- WHAT IS ASKED
Output the material below in full, exactly as it is.

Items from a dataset
────────────────

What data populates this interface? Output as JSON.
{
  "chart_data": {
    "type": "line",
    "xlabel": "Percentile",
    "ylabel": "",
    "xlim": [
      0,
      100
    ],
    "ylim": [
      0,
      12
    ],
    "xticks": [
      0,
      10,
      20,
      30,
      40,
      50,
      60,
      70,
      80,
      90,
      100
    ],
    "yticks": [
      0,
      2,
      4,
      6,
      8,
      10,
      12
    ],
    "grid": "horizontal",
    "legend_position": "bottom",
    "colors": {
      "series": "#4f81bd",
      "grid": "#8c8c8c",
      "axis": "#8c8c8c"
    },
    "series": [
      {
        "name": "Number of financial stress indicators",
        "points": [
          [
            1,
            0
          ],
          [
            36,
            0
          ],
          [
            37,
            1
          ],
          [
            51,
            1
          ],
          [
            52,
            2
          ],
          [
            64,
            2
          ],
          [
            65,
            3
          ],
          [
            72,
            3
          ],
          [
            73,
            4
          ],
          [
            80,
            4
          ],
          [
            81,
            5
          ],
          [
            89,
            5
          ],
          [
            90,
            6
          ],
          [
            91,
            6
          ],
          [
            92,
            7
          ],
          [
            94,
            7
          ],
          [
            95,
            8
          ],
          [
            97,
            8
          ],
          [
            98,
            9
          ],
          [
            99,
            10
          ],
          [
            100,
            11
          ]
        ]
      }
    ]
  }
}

────────────────

- TASK RESULT
What data populates this interface? Output as JSON.
{
  "chart_data": {
    "type": "line",
    "xlabel": "Percentile",
    "ylabel": "",
    "xlim": [
      0,
      100
    ],
    "ylim": [
      0,
      12
    ],
    "xticks": [
      0,
      10,
      20,
      30,
      40,
      50,
      60,
      70,
      80,
      90,
      100
    ],
    "yticks": [
      0,
      2,
      4,
      6,
      8,
      10,
      12
    ],
    "grid": "horizontal",
    "legend_position": "bottom",
    "colors": {
      "series": "#4f81bd",
      "grid": "#8c8c8c",
      "axis": "#8c8c8c"
    },
    "series": [
      {
        "name": "Number of financial stress indicators",
        "points": [
          [
            1,
            0
          ],
          [
            36,
            0
          ],
          [
            37,
            1
          ],
          [
            51,
            1
          ],
          [
            52,
            2
          ],
          [
            64,
            2
          ],
          [
            65,
            3
          ],
          [
            72,
            3
          ],
          [
            73,
            4
          ],
          [
            80,
            4
          ],
          [
            81,
            5
          ],
          [
            89,
            5
          ],
          [
            90,
            6
          ],
          [
            91,
            6
          ],
          [
            92,
            7
          ],
          [
            94,
            7
          ],
          [
            95,
            8
          ],
          [
            97,
            8
          ],
          [
            98,
            9
          ],
          [
            99,
            10
          ],
          [
            100,
            11
          ]
        ]
      }
    ]
  }
}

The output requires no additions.